**Task description**
Separate out the lines that hold "proxy".

[START]

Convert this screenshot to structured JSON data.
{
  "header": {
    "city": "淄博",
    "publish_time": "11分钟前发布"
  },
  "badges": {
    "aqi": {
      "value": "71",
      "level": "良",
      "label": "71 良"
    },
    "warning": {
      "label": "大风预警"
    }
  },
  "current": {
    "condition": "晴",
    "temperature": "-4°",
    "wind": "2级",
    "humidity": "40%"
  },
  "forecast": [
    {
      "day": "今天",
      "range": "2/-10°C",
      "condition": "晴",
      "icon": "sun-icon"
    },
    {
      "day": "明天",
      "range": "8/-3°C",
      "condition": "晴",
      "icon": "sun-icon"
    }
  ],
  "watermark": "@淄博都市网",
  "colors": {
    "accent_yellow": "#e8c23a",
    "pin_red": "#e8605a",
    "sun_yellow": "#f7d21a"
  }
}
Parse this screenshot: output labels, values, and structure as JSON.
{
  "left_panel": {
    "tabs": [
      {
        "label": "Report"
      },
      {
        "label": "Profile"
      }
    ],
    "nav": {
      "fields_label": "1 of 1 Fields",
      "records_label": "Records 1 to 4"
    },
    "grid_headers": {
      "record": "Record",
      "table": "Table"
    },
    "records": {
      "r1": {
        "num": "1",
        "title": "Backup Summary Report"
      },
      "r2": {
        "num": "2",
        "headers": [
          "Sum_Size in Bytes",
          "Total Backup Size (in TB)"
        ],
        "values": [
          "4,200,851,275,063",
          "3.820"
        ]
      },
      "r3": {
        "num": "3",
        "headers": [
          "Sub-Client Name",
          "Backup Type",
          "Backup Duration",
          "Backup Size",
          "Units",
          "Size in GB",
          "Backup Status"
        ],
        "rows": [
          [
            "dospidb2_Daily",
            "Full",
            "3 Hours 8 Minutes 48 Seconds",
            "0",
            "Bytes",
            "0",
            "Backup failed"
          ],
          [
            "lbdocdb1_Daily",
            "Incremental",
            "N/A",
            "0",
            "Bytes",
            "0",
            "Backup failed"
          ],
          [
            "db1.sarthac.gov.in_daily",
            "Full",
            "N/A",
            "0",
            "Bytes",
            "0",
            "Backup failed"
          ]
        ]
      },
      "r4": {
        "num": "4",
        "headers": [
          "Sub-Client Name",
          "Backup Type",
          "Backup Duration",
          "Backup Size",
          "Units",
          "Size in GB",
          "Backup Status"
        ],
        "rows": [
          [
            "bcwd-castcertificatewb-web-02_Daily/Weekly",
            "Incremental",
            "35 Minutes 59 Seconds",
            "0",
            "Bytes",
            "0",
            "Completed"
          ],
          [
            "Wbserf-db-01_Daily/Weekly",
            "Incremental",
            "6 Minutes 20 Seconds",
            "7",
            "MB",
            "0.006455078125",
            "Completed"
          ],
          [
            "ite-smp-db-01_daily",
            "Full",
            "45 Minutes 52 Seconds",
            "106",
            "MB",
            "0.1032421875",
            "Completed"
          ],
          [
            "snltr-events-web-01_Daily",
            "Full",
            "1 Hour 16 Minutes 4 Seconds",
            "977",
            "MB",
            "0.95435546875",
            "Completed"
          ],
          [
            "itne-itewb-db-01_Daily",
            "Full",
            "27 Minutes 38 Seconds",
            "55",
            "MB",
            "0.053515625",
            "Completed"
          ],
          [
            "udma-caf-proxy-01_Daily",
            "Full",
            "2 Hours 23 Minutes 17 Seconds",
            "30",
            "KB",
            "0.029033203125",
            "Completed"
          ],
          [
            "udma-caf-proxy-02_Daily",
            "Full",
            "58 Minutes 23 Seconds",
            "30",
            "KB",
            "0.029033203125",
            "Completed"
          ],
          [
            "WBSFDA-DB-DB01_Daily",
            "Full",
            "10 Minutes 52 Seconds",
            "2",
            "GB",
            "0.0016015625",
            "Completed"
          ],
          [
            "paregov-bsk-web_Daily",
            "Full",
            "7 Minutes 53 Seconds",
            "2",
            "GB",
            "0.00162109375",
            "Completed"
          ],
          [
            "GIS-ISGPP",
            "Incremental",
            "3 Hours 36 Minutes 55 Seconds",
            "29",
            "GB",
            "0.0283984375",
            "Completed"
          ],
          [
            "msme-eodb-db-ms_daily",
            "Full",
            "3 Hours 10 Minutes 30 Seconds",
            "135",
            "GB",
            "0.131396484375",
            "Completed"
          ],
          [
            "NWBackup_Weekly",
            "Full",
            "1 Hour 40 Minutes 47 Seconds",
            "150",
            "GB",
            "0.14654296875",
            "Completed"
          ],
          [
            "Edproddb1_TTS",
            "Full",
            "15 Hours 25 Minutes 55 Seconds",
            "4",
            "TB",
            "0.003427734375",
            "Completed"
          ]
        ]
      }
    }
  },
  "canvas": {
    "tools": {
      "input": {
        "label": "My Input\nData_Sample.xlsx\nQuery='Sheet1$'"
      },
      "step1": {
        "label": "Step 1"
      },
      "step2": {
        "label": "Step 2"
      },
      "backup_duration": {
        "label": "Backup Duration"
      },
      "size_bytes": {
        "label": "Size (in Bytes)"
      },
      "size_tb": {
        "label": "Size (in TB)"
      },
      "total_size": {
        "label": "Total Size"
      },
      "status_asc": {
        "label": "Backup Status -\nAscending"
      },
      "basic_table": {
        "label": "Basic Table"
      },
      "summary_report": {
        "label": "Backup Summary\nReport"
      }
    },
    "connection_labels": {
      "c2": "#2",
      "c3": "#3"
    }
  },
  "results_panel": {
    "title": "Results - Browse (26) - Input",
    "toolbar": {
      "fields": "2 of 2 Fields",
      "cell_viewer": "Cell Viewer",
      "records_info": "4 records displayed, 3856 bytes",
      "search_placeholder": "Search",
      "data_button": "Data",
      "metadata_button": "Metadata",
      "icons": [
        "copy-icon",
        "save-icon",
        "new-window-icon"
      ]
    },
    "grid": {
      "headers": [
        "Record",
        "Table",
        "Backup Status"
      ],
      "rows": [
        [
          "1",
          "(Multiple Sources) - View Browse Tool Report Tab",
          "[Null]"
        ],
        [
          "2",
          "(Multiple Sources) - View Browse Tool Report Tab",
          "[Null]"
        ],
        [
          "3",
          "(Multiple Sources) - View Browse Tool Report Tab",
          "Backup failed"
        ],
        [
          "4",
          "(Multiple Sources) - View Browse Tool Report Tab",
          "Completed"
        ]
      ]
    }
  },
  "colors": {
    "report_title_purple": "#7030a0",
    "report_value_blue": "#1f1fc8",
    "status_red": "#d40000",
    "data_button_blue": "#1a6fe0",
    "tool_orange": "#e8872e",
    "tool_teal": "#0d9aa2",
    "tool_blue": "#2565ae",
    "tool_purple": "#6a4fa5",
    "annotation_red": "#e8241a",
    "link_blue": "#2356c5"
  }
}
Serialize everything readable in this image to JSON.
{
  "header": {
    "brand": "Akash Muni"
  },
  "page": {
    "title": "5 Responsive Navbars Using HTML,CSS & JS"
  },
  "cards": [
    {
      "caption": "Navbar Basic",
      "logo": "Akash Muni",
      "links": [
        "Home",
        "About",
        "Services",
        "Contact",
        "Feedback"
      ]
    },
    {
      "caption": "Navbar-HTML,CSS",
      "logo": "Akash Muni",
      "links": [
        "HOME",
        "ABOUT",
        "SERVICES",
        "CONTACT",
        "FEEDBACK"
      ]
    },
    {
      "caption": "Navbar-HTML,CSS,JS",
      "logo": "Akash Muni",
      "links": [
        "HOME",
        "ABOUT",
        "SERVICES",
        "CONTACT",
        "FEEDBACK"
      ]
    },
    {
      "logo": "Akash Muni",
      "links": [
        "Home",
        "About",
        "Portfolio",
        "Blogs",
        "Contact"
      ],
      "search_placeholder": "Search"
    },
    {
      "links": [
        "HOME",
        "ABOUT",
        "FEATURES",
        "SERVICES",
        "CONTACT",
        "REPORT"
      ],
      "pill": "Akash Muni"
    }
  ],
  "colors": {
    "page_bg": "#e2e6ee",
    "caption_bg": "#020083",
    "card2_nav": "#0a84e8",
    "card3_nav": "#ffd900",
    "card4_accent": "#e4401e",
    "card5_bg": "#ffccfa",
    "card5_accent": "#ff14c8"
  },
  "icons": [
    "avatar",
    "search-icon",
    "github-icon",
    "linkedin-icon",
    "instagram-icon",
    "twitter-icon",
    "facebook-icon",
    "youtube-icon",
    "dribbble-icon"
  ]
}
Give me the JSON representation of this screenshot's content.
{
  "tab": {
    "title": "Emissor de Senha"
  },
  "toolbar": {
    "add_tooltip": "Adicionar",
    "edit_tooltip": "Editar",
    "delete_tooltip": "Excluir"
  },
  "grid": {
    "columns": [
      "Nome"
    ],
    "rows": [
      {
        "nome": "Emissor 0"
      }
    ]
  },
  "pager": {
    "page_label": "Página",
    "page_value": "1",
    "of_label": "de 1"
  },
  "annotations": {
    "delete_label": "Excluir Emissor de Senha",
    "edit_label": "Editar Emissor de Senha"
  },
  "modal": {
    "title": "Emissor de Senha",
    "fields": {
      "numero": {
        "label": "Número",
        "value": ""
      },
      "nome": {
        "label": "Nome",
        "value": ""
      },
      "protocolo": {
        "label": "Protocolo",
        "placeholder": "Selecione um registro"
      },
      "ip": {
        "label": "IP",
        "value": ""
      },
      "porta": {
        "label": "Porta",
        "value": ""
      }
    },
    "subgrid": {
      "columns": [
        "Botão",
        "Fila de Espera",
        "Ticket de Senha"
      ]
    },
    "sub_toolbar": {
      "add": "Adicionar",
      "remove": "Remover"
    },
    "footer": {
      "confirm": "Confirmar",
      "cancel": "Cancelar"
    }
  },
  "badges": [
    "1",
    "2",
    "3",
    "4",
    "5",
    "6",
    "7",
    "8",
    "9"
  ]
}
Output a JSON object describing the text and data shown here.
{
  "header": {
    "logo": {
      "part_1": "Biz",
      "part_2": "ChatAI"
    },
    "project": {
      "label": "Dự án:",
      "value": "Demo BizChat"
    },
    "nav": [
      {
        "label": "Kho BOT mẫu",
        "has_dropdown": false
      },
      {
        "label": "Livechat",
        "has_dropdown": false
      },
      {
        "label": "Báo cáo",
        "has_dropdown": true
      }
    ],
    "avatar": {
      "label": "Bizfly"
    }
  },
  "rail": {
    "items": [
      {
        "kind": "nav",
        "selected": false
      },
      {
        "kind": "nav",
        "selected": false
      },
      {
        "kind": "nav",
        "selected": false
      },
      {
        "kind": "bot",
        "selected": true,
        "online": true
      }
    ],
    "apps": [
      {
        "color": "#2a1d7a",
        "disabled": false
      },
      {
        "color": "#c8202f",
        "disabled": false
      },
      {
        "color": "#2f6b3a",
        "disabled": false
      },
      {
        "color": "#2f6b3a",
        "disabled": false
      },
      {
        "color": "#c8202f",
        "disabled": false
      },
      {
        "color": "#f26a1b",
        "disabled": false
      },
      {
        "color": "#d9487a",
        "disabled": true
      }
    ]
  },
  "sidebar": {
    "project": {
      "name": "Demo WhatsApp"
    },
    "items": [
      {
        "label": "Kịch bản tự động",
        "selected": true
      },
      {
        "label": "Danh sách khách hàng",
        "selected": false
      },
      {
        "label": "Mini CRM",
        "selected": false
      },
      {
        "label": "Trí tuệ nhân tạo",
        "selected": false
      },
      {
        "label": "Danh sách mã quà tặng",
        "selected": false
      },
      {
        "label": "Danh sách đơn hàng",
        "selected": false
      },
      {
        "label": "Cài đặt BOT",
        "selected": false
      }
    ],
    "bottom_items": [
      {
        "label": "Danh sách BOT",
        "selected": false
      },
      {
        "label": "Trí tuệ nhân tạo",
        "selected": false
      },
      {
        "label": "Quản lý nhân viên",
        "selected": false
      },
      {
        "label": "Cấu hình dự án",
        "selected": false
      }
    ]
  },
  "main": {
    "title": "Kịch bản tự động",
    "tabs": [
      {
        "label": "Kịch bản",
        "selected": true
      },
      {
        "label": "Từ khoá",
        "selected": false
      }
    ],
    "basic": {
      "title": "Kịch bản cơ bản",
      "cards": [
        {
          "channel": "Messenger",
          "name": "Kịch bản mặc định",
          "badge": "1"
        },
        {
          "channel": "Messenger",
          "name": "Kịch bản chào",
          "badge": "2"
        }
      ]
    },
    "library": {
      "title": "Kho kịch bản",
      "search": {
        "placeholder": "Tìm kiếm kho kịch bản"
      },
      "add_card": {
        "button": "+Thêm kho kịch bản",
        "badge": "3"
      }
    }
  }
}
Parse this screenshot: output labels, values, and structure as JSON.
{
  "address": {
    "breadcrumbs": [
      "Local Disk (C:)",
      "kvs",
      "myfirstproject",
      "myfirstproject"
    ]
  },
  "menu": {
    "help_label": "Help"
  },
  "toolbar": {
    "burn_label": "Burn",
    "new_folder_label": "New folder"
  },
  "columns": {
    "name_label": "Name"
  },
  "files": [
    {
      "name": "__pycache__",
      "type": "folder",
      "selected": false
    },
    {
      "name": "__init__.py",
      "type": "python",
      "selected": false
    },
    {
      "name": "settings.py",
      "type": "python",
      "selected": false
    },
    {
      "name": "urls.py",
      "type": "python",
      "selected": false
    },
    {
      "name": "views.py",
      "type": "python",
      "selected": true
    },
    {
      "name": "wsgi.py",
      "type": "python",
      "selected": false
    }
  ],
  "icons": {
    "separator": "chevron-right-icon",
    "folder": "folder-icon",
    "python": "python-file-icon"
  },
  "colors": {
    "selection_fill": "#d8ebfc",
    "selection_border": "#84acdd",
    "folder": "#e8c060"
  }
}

[END]

**Reply to the task**
            "udma-caf-proxy-01_Daily",
            "udma-caf-proxy-02_Daily",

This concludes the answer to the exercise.